===== Records shown
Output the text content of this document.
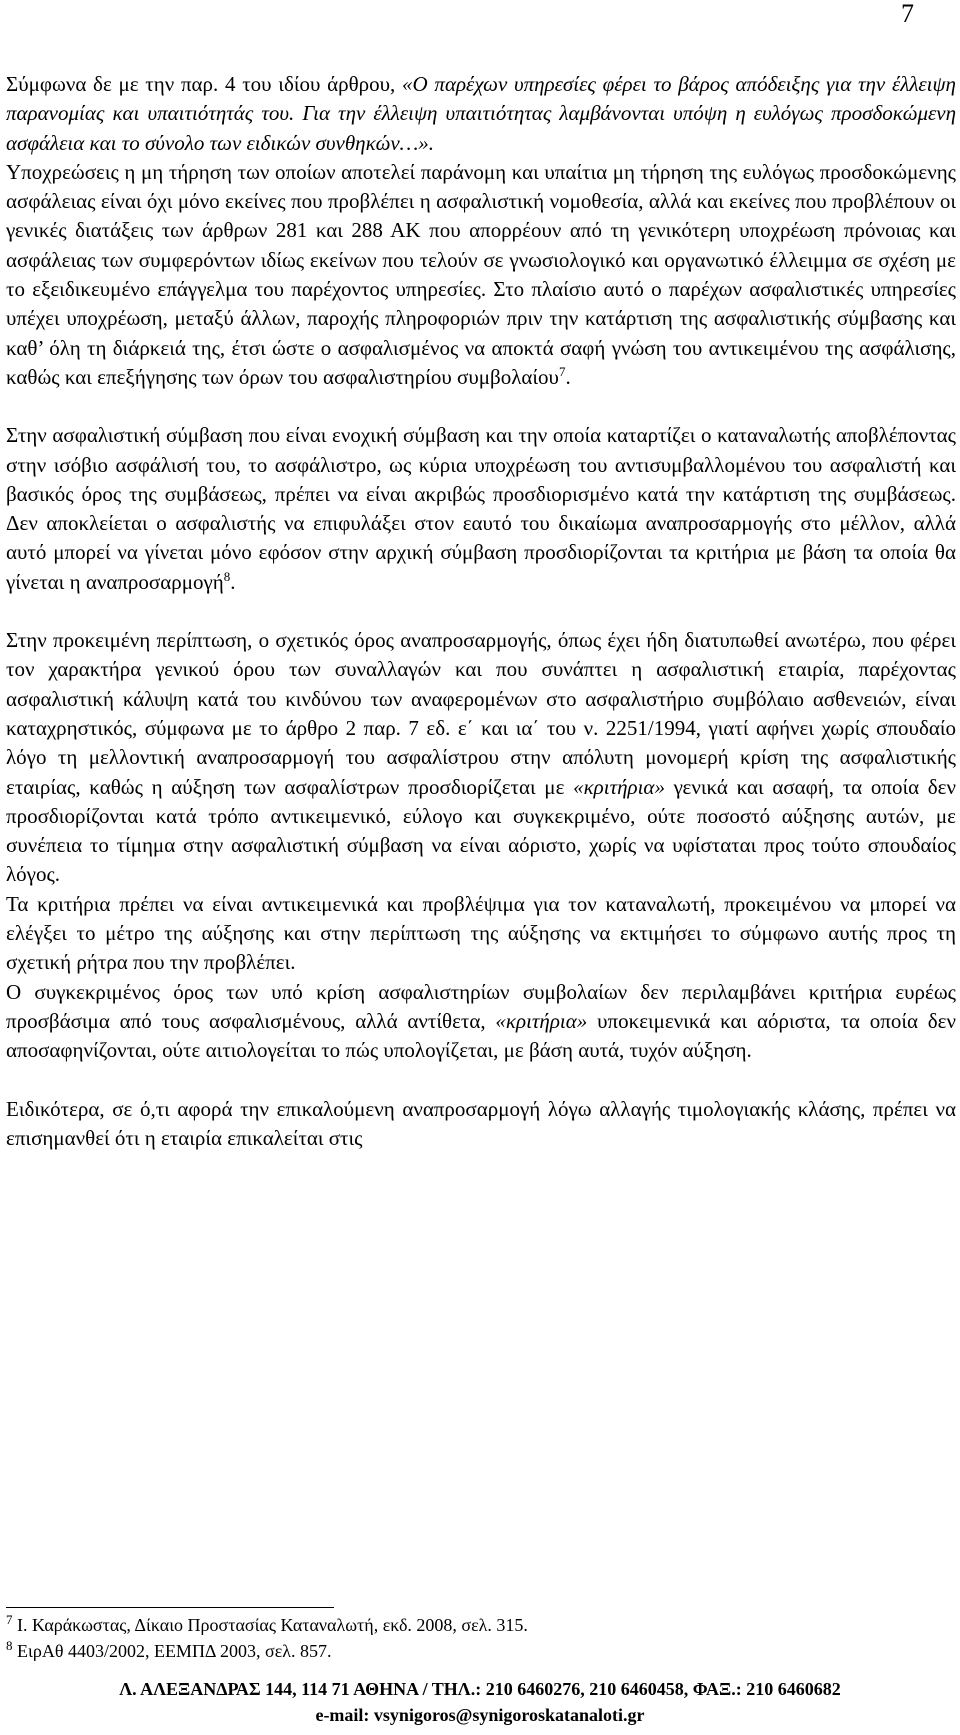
7

Σύμφωνα δε με την παρ. 4 του ιδίου άρθρου, «Ο παρέχων υπηρεσίες φέρει το βάρος απόδειξης για την έλλειψη παρανομίας και υπαιτιότητάς του. Για την έλλειψη υπαιτιότητας λαμβάνονται υπόψη η ευλόγως προσδοκώμενη ασφάλεια και το σύνολο των ειδικών συνθηκών…».

Υποχρεώσεις η μη τήρηση των οποίων αποτελεί παράνομη και υπαίτια μη τήρηση της ευλόγως προσδοκώμενης ασφάλειας είναι όχι μόνο εκείνες που προβλέπει η ασφαλιστική νομοθεσία, αλλά και εκείνες που προβλέπουν οι γενικές διατάξεις των άρθρων 281 και 288 ΑΚ που απορρέουν από τη γενικότερη υποχρέωση πρόνοιας και ασφάλειας των συμφερόντων ιδίως εκείνων που τελούν σε γνωσιολογικό και οργανωτικό έλλειμμα σε σχέση με το εξειδικευμένο επάγγελμα του παρέχοντος υπηρεσίες. Στο πλαίσιο αυτό ο παρέχων ασφαλιστικές υπηρεσίες υπέχει υποχρέωση, μεταξύ άλλων, παροχής πληροφοριών πριν την κατάρτιση της ασφαλιστικής σύμβασης και καθ’ όλη τη διάρκειά της, έτσι ώστε ο ασφαλισμένος να αποκτά σαφή γνώση του αντικειμένου της ασφάλισης, καθώς και επεξήγησης των όρων του ασφαλιστηρίου συμβολαίου$^7$.

Στην ασφαλιστική σύμβαση που είναι ενοχική σύμβαση και την οποία καταρτίζει ο καταναλωτής αποβλέποντας στην ισόβιο ασφάλισή του, το ασφάλιστρο, ως κύρια υποχρέωση του αντισυμβαλλομένου του ασφαλιστή και βασικός όρος της συμβάσεως, πρέπει να είναι ακριβώς προσδιορισμένο κατά την κατάρτιση της συμβάσεως. Δεν αποκλείεται ο ασφαλιστής να επιφυλάξει στον εαυτό του δικαίωμα αναπροσαρμογής στο μέλλον, αλλά αυτό μπορεί να γίνεται μόνο εφόσον στην αρχική σύμβαση προσδιορίζονται τα κριτήρια με βάση τα οποία θα γίνεται η αναπροσαρμογή$^8$.

Στην προκειμένη περίπτωση, ο σχετικός όρος αναπροσαρμογής, όπως έχει ήδη διατυπωθεί ανωτέρω, που φέρει τον χαρακτήρα γενικού όρου των συναλλαγών και που συνάπτει η ασφαλιστική εταιρία, παρέχοντας ασφαλιστική κάλυψη κατά του κινδύνου των αναφερομένων στο ασφαλιστήριο συμβόλαιο ασθενειών, είναι καταχρηστικός, σύμφωνα με το άρθρο 2 παρ. 7 εδ. ε΄ και ια΄ του ν. 2251/1994, γιατί αφήνει χωρίς σπουδαίο λόγο τη μελλοντική αναπροσαρμογή του ασφαλίστρου στην απόλυτη μονομερή κρίση της ασφαλιστικής εταιρίας, καθώς η αύξηση των ασφαλίστρων προσδιορίζεται με «κριτήρια» γενικά και ασαφή, τα οποία δεν προσδιορίζονται κατά τρόπο αντικειμενικό, εύλογο και συγκεκριμένο, ούτε ποσοστό αύξησης αυτών, με συνέπεια το τίμημα στην ασφαλιστική σύμβαση να είναι αόριστο, χωρίς να υφίσταται προς τούτο σπουδαίος λόγος.

Τα κριτήρια πρέπει να είναι αντικειμενικά και προβλέψιμα για τον καταναλωτή, προκειμένου να μπορεί να ελέγξει το μέτρο της αύξησης και στην περίπτωση της αύξησης να εκτιμήσει το σύμφωνο αυτής προς τη σχετική ρήτρα που την προβλέπει.

Ο συγκεκριμένος όρος των υπό κρίση ασφαλιστηρίων συμβολαίων δεν περιλαμβάνει κριτήρια ευρέως προσβάσιμα από τους ασφαλισμένους, αλλά αντίθετα, «κριτήρια» υποκειμενικά και αόριστα, τα οποία δεν αποσαφηνίζονται, ούτε αιτιολογείται το πώς υπολογίζεται, με βάση αυτά, τυχόν αύξηση.

Ειδικότερα, σε ό,τι αφορά την επικαλούμενη αναπροσαρμογή λόγω αλλαγής τιμολογιακής κλάσης, πρέπει να επισημανθεί ότι η εταιρία επικαλείται στις

$^7$ Ι. Καράκωστας, Δίκαιο Προστασίας Καταναλωτή, εκδ. 2008, σελ. 315.

$^8$ ΕιρΑθ 4403/2002, ΕΕΜΠΔ 2003, σελ. 857.

Λ. ΑΛΕΞΑΝΔΡΑΣ 144, 114 71 ΑΘΗΝΑ / ΤΗΛ.: 210 6460276, 210 6460458, ΦΑΞ.: 210 6460682

e-mail: vsynigoros@synigoroskatanaloti.gr
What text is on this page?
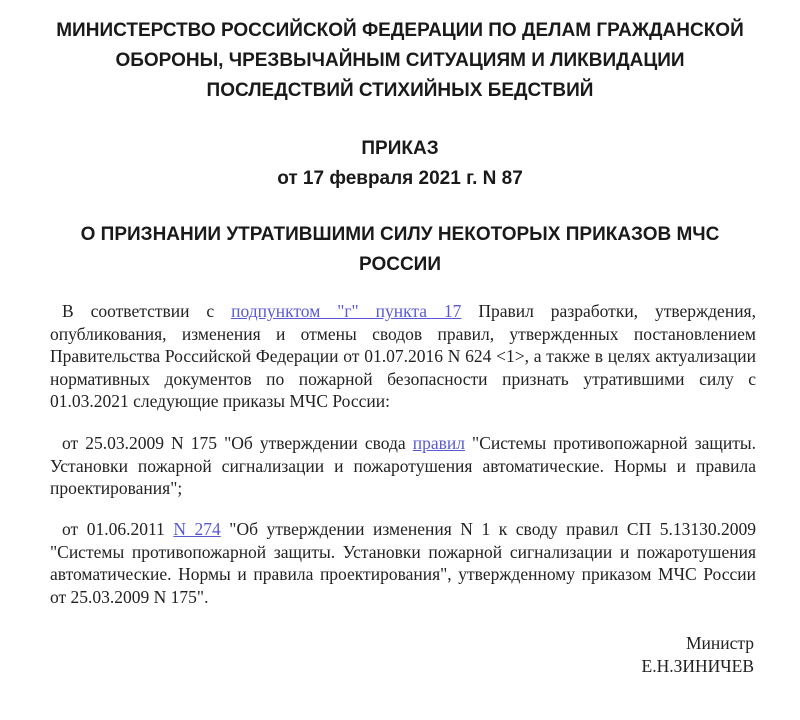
МИНИСТЕРСТВО РОССИЙСКОЙ ФЕДЕРАЦИИ ПО ДЕЛАМ ГРАЖДАНСКОЙ
ОБОРОНЫ, ЧРЕЗВЫЧАЙНЫМ СИТУАЦИЯМ И ЛИКВИДАЦИИ
ПОСЛЕДСТВИЙ СТИХИЙНЫХ БЕДСТВИЙ
ПРИКАЗ
от 17 февраля 2021 г. N 87
О ПРИЗНАНИИ УТРАТИВШИМИ СИЛУ НЕКОТОРЫХ ПРИКАЗОВ МЧС
РОССИИ

В соответствии с подпунктом "г" пункта 17 Правил разработки, утверждения, опубликования, изменения и отмены сводов правил, утвержденных постановлением Правительства Российской Федерации от 01.07.2016 N 624 <1>, а также в целях актуализации нормативных документов по пожарной безопасности признать утратившими силу с 01.03.2021 следующие приказы МЧС России:

от 25.03.2009 N 175 "Об утверждении свода правил "Системы противопожарной защиты. Установки пожарной сигнализации и пожаротушения автоматические. Нормы и правила проектирования";

от 01.06.2011 N 274 "Об утверждении изменения N 1 к своду правил СП 5.13130.2009 "Системы противопожарной защиты. Установки пожарной сигнализации и пожаротушения автоматические. Нормы и правила проектирования", утвержденному приказом МЧС России от 25.03.2009 N 175".

Министр
Е.Н.ЗИНИЧЕВ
==========
**Set exercise**: Using the records above, copy each line that contains "προβλέπει".

**Exercise result**:
Υποχρεώσεις η μη τήρηση των οποίων αποτελεί παράνομη και υπαίτια μη τήρηση της ευλόγως προσδοκώμενης ασφάλειας είναι όχι μόνο εκείνες που προβλέπει η ασφαλιστική νομοθεσία, αλλά και εκείνες που προβλέπουν οι γενικές διατάξεις των άρθρων 281 και 288 ΑΚ που απορρέουν από τη γενικότερη υποχρέωση πρόνοιας και ασφάλειας των συμφερόντων ιδίως εκείνων που τελούν σε γνωσιολογικό και οργανωτικό έλλειμμα σε σχέση με το εξειδικευμένο επάγγελμα του παρέχοντος υπηρεσίες. Στο πλαίσιο αυτό ο παρέχων ασφαλιστικές υπηρεσίες υπέχει υποχρέωση, μεταξύ άλλων, παροχής πληροφοριών πριν την κατάρτιση της ασφαλιστικής σύμβασης και καθ’ όλη τη διάρκειά της, έτσι ώστε ο ασφαλισμένος να αποκτά σαφή γνώση του αντικειμένου της ασφάλισης, καθώς και επεξήγησης των όρων του ασφαλιστηρίου συμβολαίου$^7$.
Τα κριτήρια πρέπει να είναι αντικειμενικά και προβλέψιμα για τον καταναλωτή, προκειμένου να μπορεί να ελέγξει το μέτρο της αύξησης και στην περίπτωση της αύξησης να εκτιμήσει το σύμφωνο αυτής προς τη σχετική ρήτρα που την προβλέπει.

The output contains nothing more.